### Task instructions:
Omit all pictures. Copy the rest of the material exactly.

### Data lines:
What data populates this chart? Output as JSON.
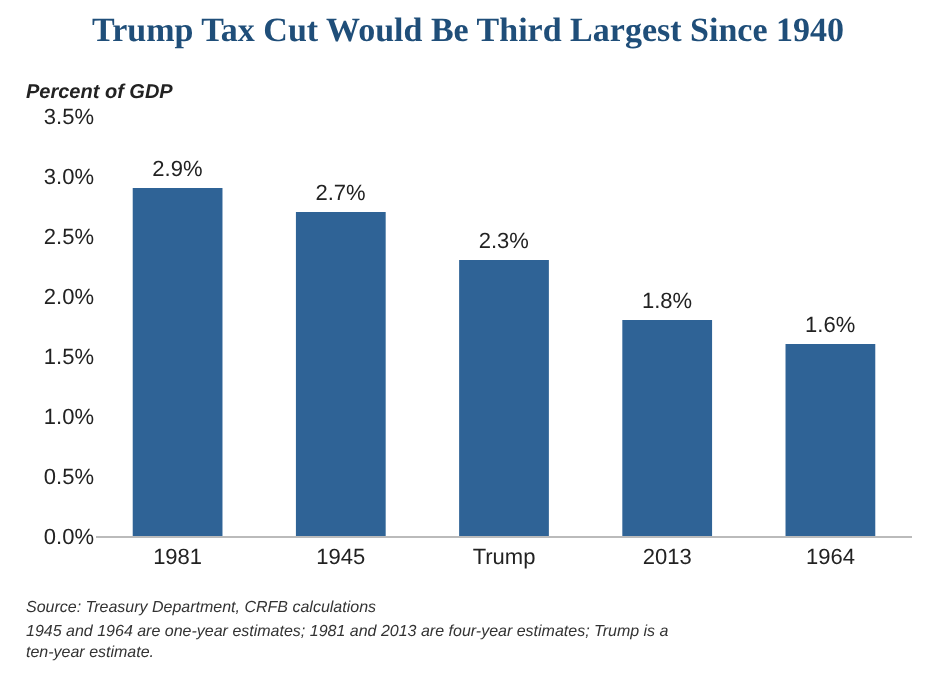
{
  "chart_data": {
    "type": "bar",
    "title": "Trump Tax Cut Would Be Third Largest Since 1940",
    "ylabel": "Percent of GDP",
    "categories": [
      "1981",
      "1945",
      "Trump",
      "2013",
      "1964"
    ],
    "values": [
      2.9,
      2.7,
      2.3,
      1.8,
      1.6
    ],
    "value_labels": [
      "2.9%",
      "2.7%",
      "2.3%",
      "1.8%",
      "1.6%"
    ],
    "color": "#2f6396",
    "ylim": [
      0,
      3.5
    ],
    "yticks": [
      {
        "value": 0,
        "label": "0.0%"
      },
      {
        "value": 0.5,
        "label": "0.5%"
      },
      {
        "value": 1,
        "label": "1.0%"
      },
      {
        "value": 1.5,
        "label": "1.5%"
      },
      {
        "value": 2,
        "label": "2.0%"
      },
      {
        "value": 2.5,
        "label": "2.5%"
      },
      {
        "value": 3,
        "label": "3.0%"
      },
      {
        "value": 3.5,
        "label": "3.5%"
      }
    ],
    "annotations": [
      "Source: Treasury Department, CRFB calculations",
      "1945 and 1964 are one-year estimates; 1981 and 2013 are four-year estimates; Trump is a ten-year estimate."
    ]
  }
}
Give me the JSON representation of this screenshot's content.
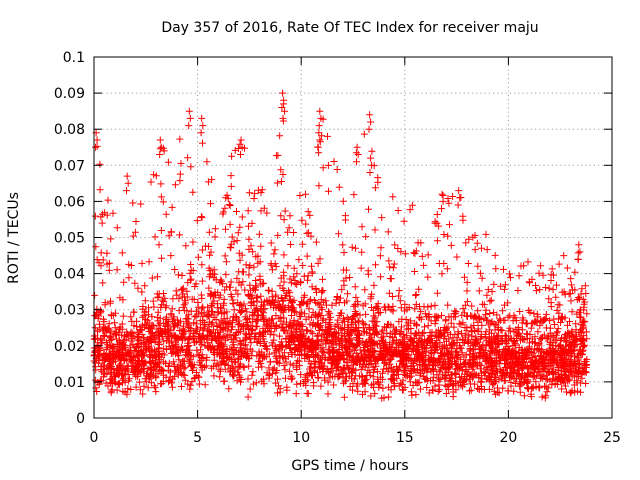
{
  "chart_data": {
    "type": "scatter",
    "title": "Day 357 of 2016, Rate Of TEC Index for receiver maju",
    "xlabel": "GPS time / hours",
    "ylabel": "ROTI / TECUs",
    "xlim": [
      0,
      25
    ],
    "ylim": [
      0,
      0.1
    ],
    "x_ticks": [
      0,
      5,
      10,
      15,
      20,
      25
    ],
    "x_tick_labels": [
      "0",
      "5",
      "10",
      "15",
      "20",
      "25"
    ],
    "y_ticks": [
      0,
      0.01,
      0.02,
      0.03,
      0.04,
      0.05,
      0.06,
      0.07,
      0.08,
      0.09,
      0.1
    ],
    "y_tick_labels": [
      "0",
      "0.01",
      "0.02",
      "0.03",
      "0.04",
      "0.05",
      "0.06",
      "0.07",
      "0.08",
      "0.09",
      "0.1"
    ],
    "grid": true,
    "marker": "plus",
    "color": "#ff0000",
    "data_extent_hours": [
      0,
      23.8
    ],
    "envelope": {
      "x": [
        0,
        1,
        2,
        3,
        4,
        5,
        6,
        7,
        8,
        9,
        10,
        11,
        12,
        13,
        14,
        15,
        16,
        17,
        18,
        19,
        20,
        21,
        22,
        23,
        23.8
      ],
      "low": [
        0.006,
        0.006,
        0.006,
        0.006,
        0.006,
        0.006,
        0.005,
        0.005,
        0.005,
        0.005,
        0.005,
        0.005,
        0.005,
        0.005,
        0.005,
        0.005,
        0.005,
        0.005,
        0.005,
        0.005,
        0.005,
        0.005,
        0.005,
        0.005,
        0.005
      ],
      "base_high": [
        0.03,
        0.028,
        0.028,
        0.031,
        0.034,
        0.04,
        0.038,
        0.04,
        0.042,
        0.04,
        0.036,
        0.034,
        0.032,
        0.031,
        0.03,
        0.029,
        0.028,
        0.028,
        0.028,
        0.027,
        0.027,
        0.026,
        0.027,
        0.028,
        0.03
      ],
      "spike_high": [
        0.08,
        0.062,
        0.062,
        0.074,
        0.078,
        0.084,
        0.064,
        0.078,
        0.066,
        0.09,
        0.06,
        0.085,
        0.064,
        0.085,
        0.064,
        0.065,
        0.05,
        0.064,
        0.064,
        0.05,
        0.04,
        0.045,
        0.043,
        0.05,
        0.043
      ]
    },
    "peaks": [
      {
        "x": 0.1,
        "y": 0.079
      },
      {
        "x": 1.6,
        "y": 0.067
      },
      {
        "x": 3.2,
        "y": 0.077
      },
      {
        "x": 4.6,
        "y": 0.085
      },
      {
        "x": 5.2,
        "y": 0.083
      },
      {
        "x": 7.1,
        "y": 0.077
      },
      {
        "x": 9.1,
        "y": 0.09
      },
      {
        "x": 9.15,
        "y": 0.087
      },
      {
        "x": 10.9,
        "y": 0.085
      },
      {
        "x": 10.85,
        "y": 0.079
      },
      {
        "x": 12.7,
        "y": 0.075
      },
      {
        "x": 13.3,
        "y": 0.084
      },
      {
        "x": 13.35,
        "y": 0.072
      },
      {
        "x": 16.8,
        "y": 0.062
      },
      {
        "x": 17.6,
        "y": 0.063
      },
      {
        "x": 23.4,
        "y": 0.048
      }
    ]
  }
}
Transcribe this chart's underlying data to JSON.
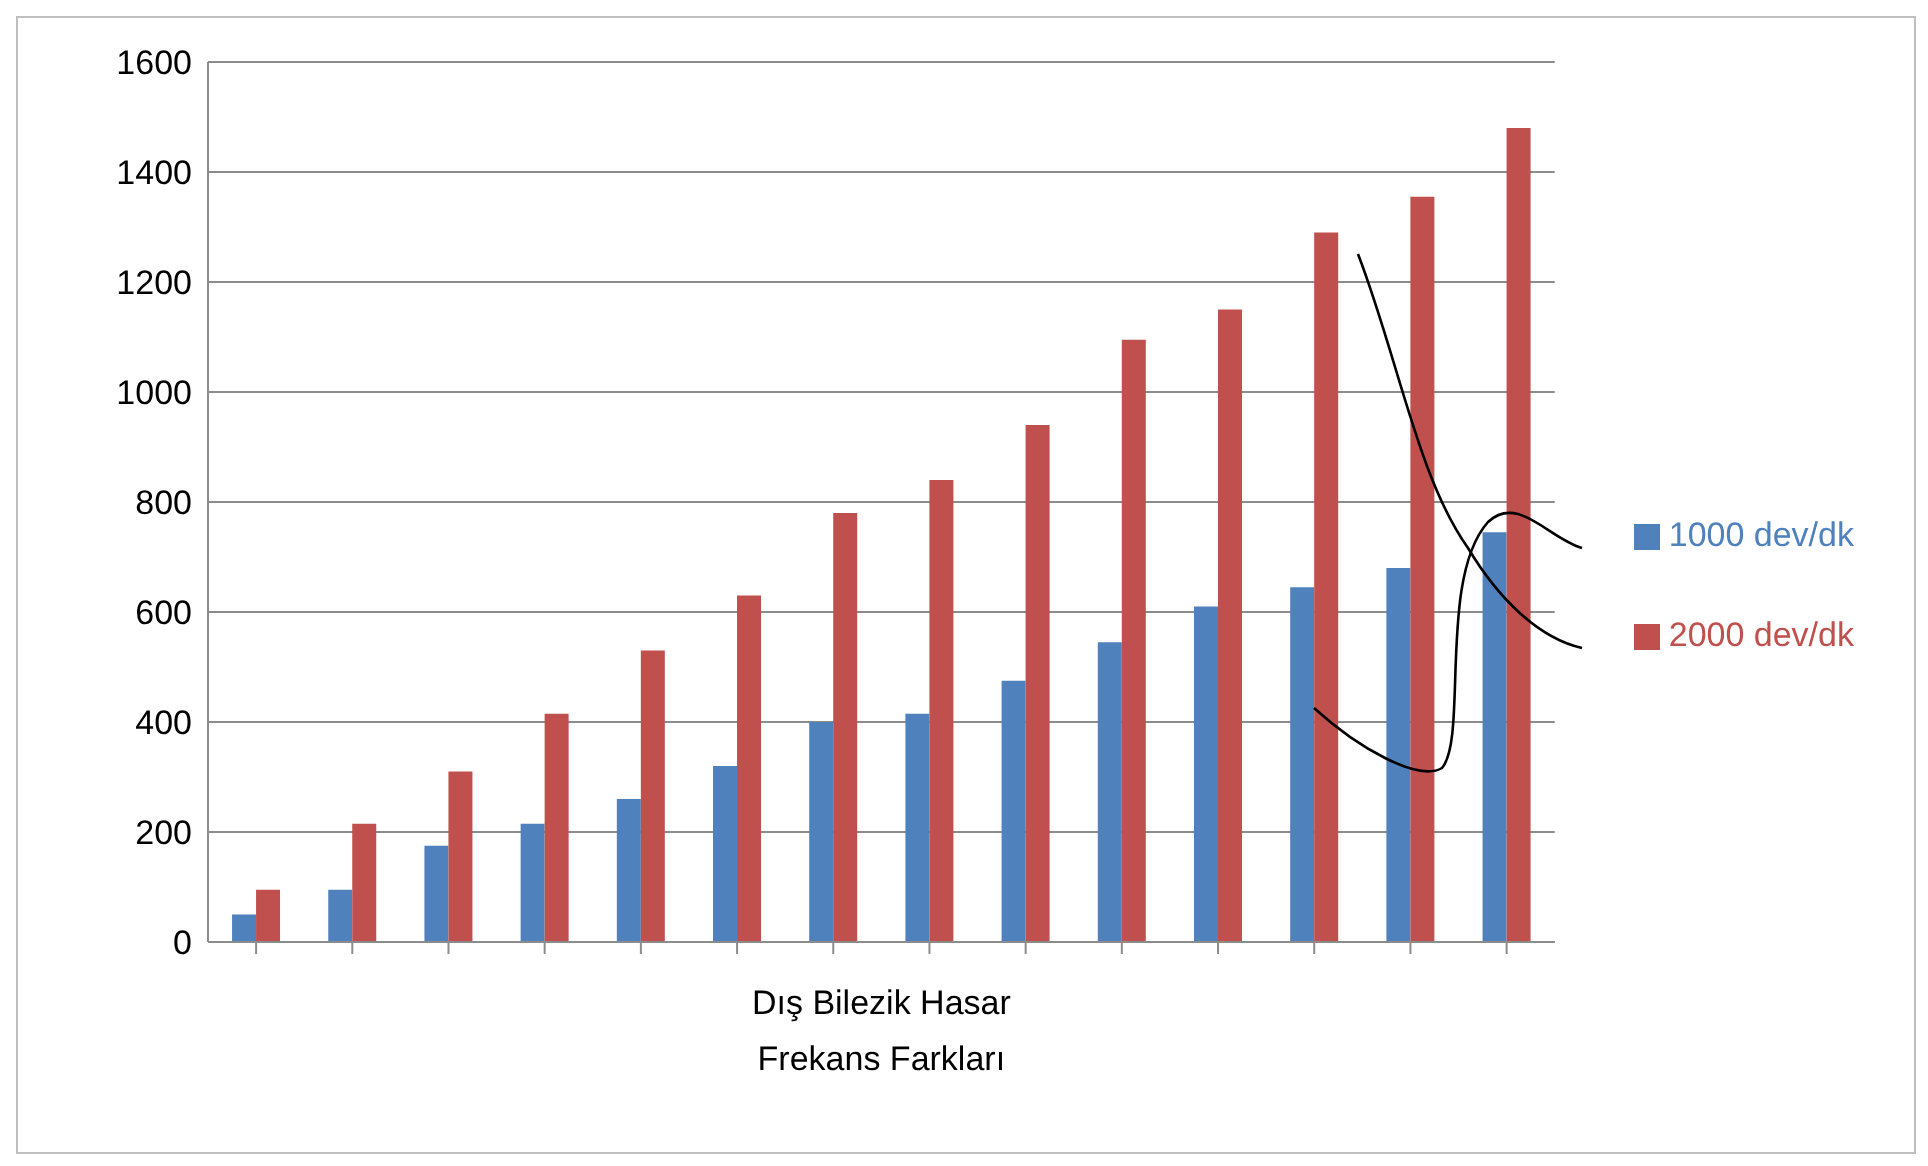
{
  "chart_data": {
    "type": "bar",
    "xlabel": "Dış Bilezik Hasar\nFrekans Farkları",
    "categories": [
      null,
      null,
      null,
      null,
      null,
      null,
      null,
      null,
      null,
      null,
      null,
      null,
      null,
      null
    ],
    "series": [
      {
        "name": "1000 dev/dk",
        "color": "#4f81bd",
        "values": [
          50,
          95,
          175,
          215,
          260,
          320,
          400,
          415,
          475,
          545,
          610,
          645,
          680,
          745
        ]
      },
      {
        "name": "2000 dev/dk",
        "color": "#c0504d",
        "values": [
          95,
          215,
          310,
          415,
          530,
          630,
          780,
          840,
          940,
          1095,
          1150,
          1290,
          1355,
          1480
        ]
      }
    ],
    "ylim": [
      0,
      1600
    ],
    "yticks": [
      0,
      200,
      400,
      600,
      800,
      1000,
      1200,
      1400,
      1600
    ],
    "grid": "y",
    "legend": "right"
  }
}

### Problem solution:
What data populates this chart? Output as JSON.
{
  "chart_data": {
    "type": "bar",
    "title": "Trump Tax Cut Would Be Third Largest Since 1940",
    "ylabel": "Percent of GDP",
    "categories": [
      "1981",
      "1945",
      "Trump",
      "2013",
      "1964"
    ],
    "values": [
      2.9,
      2.7,
      2.3,
      1.8,
      1.6
    ],
    "value_labels": [
      "2.9%",
      "2.7%",
      "2.3%",
      "1.8%",
      "1.6%"
    ],
    "color": "#2f6396",
    "ylim": [
      0,
      3.5
    ],
    "yticks": [
      {
        "value": 0,
        "label": "0.0%"
      },
      {
        "value": 0.5,
        "label": "0.5%"
      },
      {
        "value": 1,
        "label": "1.0%"
      },
      {
        "value": 1.5,
        "label": "1.5%"
      },
      {
        "value": 2,
        "label": "2.0%"
      },
      {
        "value": 2.5,
        "label": "2.5%"
      },
      {
        "value": 3,
        "label": "3.0%"
      },
      {
        "value": 3.5,
        "label": "3.5%"
      }
    ],
    "annotations": [
      "Source: Treasury Department, CRFB calculations",
      "1945 and 1964 are one-year estimates; 1981 and 2013 are four-year estimates; Trump is a ten-year estimate."
    ]
  }
}
Give me the JSON representation of this screenshot's content.
{
  "chart_data": {
    "type": "scatter",
    "title": "Day 357 of 2016, Rate Of TEC Index for receiver maju",
    "xlabel": "GPS time / hours",
    "ylabel": "ROTI / TECUs",
    "xlim": [
      0,
      25
    ],
    "ylim": [
      0,
      0.1
    ],
    "x_ticks": [
      0,
      5,
      10,
      15,
      20,
      25
    ],
    "x_tick_labels": [
      "0",
      "5",
      "10",
      "15",
      "20",
      "25"
    ],
    "y_ticks": [
      0,
      0.01,
      0.02,
      0.03,
      0.04,
      0.05,
      0.06,
      0.07,
      0.08,
      0.09,
      0.1
    ],
    "y_tick_labels": [
      "0",
      "0.01",
      "0.02",
      "0.03",
      "0.04",
      "0.05",
      "0.06",
      "0.07",
      "0.08",
      "0.09",
      "0.1"
    ],
    "grid": true,
    "marker": "plus",
    "color": "#ff0000",
    "data_extent_hours": [
      0,
      23.8
    ],
    "envelope": {
      "x": [
        0,
        1,
        2,
        3,
        4,
        5,
        6,
        7,
        8,
        9,
        10,
        11,
        12,
        13,
        14,
        15,
        16,
        17,
        18,
        19,
        20,
        21,
        22,
        23,
        23.8
      ],
      "low": [
        0.006,
        0.006,
        0.006,
        0.006,
        0.006,
        0.006,
        0.005,
        0.005,
        0.005,
        0.005,
        0.005,
        0.005,
        0.005,
        0.005,
        0.005,
        0.005,
        0.005,
        0.005,
        0.005,
        0.005,
        0.005,
        0.005,
        0.005,
        0.005,
        0.005
      ],
      "base_high": [
        0.03,
        0.028,
        0.028,
        0.031,
        0.034,
        0.04,
        0.038,
        0.04,
        0.042,
        0.04,
        0.036,
        0.034,
        0.032,
        0.031,
        0.03,
        0.029,
        0.028,
        0.028,
        0.028,
        0.027,
        0.027,
        0.026,
        0.027,
        0.028,
        0.03
      ],
      "spike_high": [
        0.08,
        0.062,
        0.062,
        0.074,
        0.078,
        0.084,
        0.064,
        0.078,
        0.066,
        0.09,
        0.06,
        0.085,
        0.064,
        0.085,
        0.064,
        0.065,
        0.05,
        0.064,
        0.064,
        0.05,
        0.04,
        0.045,
        0.043,
        0.05,
        0.043
      ]
    },
    "peaks": [
      {
        "x": 0.1,
        "y": 0.079
      },
      {
        "x": 1.6,
        "y": 0.067
      },
      {
        "x": 3.2,
        "y": 0.077
      },
      {
        "x": 4.6,
        "y": 0.085
      },
      {
        "x": 5.2,
        "y": 0.083
      },
      {
        "x": 7.1,
        "y": 0.077
      },
      {
        "x": 9.1,
        "y": 0.09
      },
      {
        "x": 9.15,
        "y": 0.087
      },
      {
        "x": 10.9,
        "y": 0.085
      },
      {
        "x": 10.85,
        "y": 0.079
      },
      {
        "x": 12.7,
        "y": 0.075
      },
      {
        "x": 13.3,
        "y": 0.084
      },
      {
        "x": 13.35,
        "y": 0.072
      },
      {
        "x": 16.8,
        "y": 0.062
      },
      {
        "x": 17.6,
        "y": 0.063
      },
      {
        "x": 23.4,
        "y": 0.048
      }
    ]
  }
}
Transcribe this chart's underlying data to JSON.
{
  "chart_data": {
    "type": "bar",
    "xlabel": "Dış Bilezik Hasar\nFrekans Farkları",
    "categories": [
      null,
      null,
      null,
      null,
      null,
      null,
      null,
      null,
      null,
      null,
      null,
      null,
      null,
      null
    ],
    "series": [
      {
        "name": "1000 dev/dk",
        "color": "#4f81bd",
        "values": [
          50,
          95,
          175,
          215,
          260,
          320,
          400,
          415,
          475,
          545,
          610,
          645,
          680,
          745
        ]
      },
      {
        "name": "2000 dev/dk",
        "color": "#c0504d",
        "values": [
          95,
          215,
          310,
          415,
          530,
          630,
          780,
          840,
          940,
          1095,
          1150,
          1290,
          1355,
          1480
        ]
      }
    ],
    "ylim": [
      0,
      1600
    ],
    "yticks": [
      0,
      200,
      400,
      600,
      800,
      1000,
      1200,
      1400,
      1600
    ],
    "grid": "y",
    "legend": "right"
  }
}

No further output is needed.